### TASK MATERIAL:
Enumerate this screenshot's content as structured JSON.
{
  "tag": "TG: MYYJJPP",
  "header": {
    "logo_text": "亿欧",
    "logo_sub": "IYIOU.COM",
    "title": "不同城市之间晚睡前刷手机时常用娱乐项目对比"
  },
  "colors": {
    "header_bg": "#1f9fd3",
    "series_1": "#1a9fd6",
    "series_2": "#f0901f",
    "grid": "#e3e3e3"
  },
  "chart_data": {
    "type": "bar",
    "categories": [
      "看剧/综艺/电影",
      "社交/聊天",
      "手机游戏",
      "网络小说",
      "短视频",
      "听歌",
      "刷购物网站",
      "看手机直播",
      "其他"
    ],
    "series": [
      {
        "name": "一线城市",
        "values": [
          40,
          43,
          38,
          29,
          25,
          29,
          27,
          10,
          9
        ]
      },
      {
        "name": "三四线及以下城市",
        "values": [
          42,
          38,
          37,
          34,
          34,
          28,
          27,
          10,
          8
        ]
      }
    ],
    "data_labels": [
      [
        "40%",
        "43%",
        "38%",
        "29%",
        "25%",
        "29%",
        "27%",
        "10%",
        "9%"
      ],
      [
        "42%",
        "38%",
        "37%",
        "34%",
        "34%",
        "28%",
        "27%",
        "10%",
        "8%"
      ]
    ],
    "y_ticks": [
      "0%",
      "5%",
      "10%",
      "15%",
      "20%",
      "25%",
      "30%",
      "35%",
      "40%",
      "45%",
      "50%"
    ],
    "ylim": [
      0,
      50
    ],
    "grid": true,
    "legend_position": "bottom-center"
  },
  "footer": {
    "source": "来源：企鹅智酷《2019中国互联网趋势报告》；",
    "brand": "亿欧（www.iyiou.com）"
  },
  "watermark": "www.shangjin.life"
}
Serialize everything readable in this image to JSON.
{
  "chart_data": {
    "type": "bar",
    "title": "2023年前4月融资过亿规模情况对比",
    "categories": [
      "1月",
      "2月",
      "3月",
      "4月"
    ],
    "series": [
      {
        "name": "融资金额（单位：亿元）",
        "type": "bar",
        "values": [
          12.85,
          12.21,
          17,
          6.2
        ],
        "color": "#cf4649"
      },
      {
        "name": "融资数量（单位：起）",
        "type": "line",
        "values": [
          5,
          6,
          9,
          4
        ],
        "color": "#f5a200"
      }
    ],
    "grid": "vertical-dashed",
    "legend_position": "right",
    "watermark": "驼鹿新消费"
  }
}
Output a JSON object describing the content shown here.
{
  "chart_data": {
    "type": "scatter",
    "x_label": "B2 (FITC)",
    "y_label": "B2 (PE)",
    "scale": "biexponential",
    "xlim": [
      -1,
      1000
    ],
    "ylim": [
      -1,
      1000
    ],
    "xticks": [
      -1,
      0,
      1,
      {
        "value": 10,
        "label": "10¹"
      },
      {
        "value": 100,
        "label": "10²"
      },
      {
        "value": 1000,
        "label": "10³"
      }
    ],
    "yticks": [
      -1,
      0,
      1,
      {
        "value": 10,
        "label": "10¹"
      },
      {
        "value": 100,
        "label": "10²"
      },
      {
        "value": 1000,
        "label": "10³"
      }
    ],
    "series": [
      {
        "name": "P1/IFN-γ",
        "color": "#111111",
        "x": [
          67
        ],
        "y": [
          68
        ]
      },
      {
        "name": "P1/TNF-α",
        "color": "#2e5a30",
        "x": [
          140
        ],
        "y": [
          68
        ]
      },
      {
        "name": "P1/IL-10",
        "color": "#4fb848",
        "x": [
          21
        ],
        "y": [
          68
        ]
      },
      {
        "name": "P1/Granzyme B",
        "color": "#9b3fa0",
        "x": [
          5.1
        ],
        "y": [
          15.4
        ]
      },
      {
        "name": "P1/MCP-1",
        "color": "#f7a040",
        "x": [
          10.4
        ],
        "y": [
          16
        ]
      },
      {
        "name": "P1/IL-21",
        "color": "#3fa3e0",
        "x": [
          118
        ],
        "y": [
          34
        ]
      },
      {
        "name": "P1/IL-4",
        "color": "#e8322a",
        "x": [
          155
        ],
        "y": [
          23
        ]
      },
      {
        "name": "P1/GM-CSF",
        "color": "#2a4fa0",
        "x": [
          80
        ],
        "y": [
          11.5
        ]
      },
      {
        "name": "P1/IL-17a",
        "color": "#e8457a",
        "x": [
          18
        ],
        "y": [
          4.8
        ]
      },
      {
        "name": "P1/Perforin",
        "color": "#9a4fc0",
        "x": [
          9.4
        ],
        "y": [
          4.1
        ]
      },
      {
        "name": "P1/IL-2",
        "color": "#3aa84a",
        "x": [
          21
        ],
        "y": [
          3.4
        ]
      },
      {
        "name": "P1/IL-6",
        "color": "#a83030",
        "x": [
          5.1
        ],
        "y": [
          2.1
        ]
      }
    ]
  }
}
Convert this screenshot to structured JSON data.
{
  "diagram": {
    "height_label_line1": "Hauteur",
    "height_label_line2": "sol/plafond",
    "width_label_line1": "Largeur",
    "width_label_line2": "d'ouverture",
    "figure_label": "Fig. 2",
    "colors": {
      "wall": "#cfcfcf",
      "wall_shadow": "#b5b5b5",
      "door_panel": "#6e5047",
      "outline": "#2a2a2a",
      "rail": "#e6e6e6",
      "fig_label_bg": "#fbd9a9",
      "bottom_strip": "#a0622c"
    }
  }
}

### WHAT TO PRODUCE:
Transcribe every entry word for word.

### WRITTEN ANSWER:
Enumerate this screenshot's content as structured JSON.
{
  "tag": "TG: MYYJJPP",
  "header": {
    "logo_text": "亿欧",
    "logo_sub": "IYIOU.COM",
    "title": "不同城市之间晚睡前刷手机时常用娱乐项目对比"
  },
  "colors": {
    "header_bg": "#1f9fd3",
    "series_1": "#1a9fd6",
    "series_2": "#f0901f",
    "grid": "#e3e3e3"
  },
  "chart_data": {
    "type": "bar",
    "categories": [
      "看剧/综艺/电影",
      "社交/聊天",
      "手机游戏",
      "网络小说",
      "短视频",
      "听歌",
      "刷购物网站",
      "看手机直播",
      "其他"
    ],
    "series": [
      {
        "name": "一线城市",
        "values": [
          40,
          43,
          38,
          29,
          25,
          29,
          27,
          10,
          9
        ]
      },
      {
        "name": "三四线及以下城市",
        "values": [
          42,
          38,
          37,
          34,
          34,
          28,
          27,
          10,
          8
        ]
      }
    ],
    "data_labels": [
      [
        "40%",
        "43%",
        "38%",
        "29%",
        "25%",
        "29%",
        "27%",
        "10%",
        "9%"
      ],
      [
        "42%",
        "38%",
        "37%",
        "34%",
        "34%",
        "28%",
        "27%",
        "10%",
        "8%"
      ]
    ],
    "y_ticks": [
      "0%",
      "5%",
      "10%",
      "15%",
      "20%",
      "25%",
      "30%",
      "35%",
      "40%",
      "45%",
      "50%"
    ],
    "ylim": [
      0,
      50
    ],
    "grid": true,
    "legend_position": "bottom-center"
  },
  "footer": {
    "source": "来源：企鹅智酷《2019中国互联网趋势报告》；",
    "brand": "亿欧（www.iyiou.com）"
  },
  "watermark": "www.shangjin.life"
}
Serialize everything readable in this image to JSON.
{
  "chart_data": {
    "type": "bar",
    "title": "2023年前4月融资过亿规模情况对比",
    "categories": [
      "1月",
      "2月",
      "3月",
      "4月"
    ],
    "series": [
      {
        "name": "融资金额（单位：亿元）",
        "type": "bar",
        "values": [
          12.85,
          12.21,
          17,
          6.2
        ],
        "color": "#cf4649"
      },
      {
        "name": "融资数量（单位：起）",
        "type": "line",
        "values": [
          5,
          6,
          9,
          4
        ],
        "color": "#f5a200"
      }
    ],
    "grid": "vertical-dashed",
    "legend_position": "right",
    "watermark": "驼鹿新消费"
  }
}
Output a JSON object describing the content shown here.
{
  "chart_data": {
    "type": "scatter",
    "x_label": "B2 (FITC)",
    "y_label": "B2 (PE)",
    "scale": "biexponential",
    "xlim": [
      -1,
      1000
    ],
    "ylim": [
      -1,
      1000
    ],
    "xticks": [
      -1,
      0,
      1,
      {
        "value": 10,
        "label": "10¹"
      },
      {
        "value": 100,
        "label": "10²"
      },
      {
        "value": 1000,
        "label": "10³"
      }
    ],
    "yticks": [
      -1,
      0,
      1,
      {
        "value": 10,
        "label": "10¹"
      },
      {
        "value": 100,
        "label": "10²"
      },
      {
        "value": 1000,
        "label": "10³"
      }
    ],
    "series": [
      {
        "name": "P1/IFN-γ",
        "color": "#111111",
        "x": [
          67
        ],
        "y": [
          68
        ]
      },
      {
        "name": "P1/TNF-α",
        "color": "#2e5a30",
        "x": [
          140
        ],
        "y": [
          68
        ]
      },
      {
        "name": "P1/IL-10",
        "color": "#4fb848",
        "x": [
          21
        ],
        "y": [
          68
        ]
      },
      {
        "name": "P1/Granzyme B",
        "color": "#9b3fa0",
        "x": [
          5.1
        ],
        "y": [
          15.4
        ]
      },
      {
        "name": "P1/MCP-1",
        "color": "#f7a040",
        "x": [
          10.4
        ],
        "y": [
          16
        ]
      },
      {
        "name": "P1/IL-21",
        "color": "#3fa3e0",
        "x": [
          118
        ],
        "y": [
          34
        ]
      },
      {
        "name": "P1/IL-4",
        "color": "#e8322a",
        "x": [
          155
        ],
        "y": [
          23
        ]
      },
      {
        "name": "P1/GM-CSF",
        "color": "#2a4fa0",
        "x": [
          80
        ],
        "y": [
          11.5
        ]
      },
      {
        "name": "P1/IL-17a",
        "color": "#e8457a",
        "x": [
          18
        ],
        "y": [
          4.8
        ]
      },
      {
        "name": "P1/Perforin",
        "color": "#9a4fc0",
        "x": [
          9.4
        ],
        "y": [
          4.1
        ]
      },
      {
        "name": "P1/IL-2",
        "color": "#3aa84a",
        "x": [
          21
        ],
        "y": [
          3.4
        ]
      },
      {
        "name": "P1/IL-6",
        "color": "#a83030",
        "x": [
          5.1
        ],
        "y": [
          2.1
        ]
      }
    ]
  }
}
Convert this screenshot to structured JSON data.
{
  "diagram": {
    "height_label_line1": "Hauteur",
    "height_label_line2": "sol/plafond",
    "width_label_line1": "Largeur",
    "width_label_line2": "d'ouverture",
    "figure_label": "Fig. 2",
    "colors": {
      "wall": "#cfcfcf",
      "wall_shadow": "#b5b5b5",
      "door_panel": "#6e5047",
      "outline": "#2a2a2a",
      "rail": "#e6e6e6",
      "fig_label_bg": "#fbd9a9",
      "bottom_strip": "#a0622c"
    }
  }
}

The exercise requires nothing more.